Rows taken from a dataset

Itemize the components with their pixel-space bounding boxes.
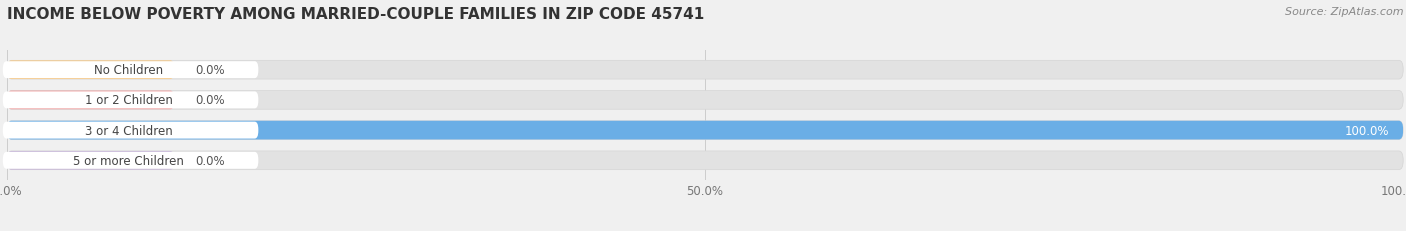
Text: 5 or more Children: 5 or more Children: [73, 154, 184, 167]
Text: 0.0%: 0.0%: [195, 64, 225, 77]
Text: Source: ZipAtlas.com: Source: ZipAtlas.com: [1285, 7, 1403, 17]
Text: 1 or 2 Children: 1 or 2 Children: [84, 94, 173, 107]
Text: No Children: No Children: [94, 64, 163, 77]
FancyBboxPatch shape: [7, 61, 1403, 80]
FancyBboxPatch shape: [7, 61, 174, 80]
Text: 0.0%: 0.0%: [195, 94, 225, 107]
FancyBboxPatch shape: [7, 91, 174, 110]
FancyBboxPatch shape: [3, 62, 259, 79]
FancyBboxPatch shape: [7, 91, 1403, 110]
Text: 3 or 4 Children: 3 or 4 Children: [84, 124, 173, 137]
FancyBboxPatch shape: [7, 121, 1403, 140]
FancyBboxPatch shape: [7, 121, 1403, 140]
Text: INCOME BELOW POVERTY AMONG MARRIED-COUPLE FAMILIES IN ZIP CODE 45741: INCOME BELOW POVERTY AMONG MARRIED-COUPL…: [7, 7, 704, 22]
Text: 0.0%: 0.0%: [195, 154, 225, 167]
Text: 100.0%: 100.0%: [1344, 124, 1389, 137]
FancyBboxPatch shape: [3, 122, 259, 139]
FancyBboxPatch shape: [7, 151, 1403, 170]
FancyBboxPatch shape: [3, 92, 259, 109]
FancyBboxPatch shape: [7, 151, 174, 170]
FancyBboxPatch shape: [3, 152, 259, 169]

## Stated exercise
Render the lines above as a numbered list, omitting blank lines and leaving out the pictures.

## Answer to this task
1. Itemize the components with their pixel-space bounding boxes.
2. Text: 5 or more Children: 5 or more Children: [73, 154, 184, 167]
3. Text: 0.0%: 0.0%: [195, 64, 225, 77]
4. Text: Source: ZipAtlas.com: Source: ZipAtlas.com: [1285, 7, 1403, 17]
5. Text: 1 or 2 Children: 1 or 2 Children: [84, 94, 173, 107]
6. Text: No Children: No Children: [94, 64, 163, 77]
7. FancyBboxPatch shape: [7, 61, 1403, 80]
8. FancyBboxPatch shape: [7, 61, 174, 80]
9. Text: 0.0%: 0.0%: [195, 94, 225, 107]
10. FancyBboxPatch shape: [7, 91, 174, 110]
11. FancyBboxPatch shape: [3, 62, 259, 79]
12. FancyBboxPatch shape: [7, 91, 1403, 110]
13. Text: 3 or 4 Children: 3 or 4 Children: [84, 124, 173, 137]
14. FancyBboxPatch shape: [7, 121, 1403, 140]
15. FancyBboxPatch shape: [7, 121, 1403, 140]
16. Text: INCOME BELOW POVERTY AMONG MARRIED-COUPLE FAMILIES IN ZIP CODE 45741: INCOME BELOW POVERTY AMONG MARRIED-COUPL…: [7, 7, 704, 22]
17. Text: 0.0%: 0.0%: [195, 154, 225, 167]
18. Text: 100.0%: 100.0%: [1344, 124, 1389, 137]
19. FancyBboxPatch shape: [3, 122, 259, 139]
20. FancyBboxPatch shape: [7, 151, 1403, 170]
21. FancyBboxPatch shape: [3, 92, 259, 109]
22. FancyBboxPatch shape: [7, 151, 174, 170]
23. FancyBboxPatch shape: [3, 152, 259, 169]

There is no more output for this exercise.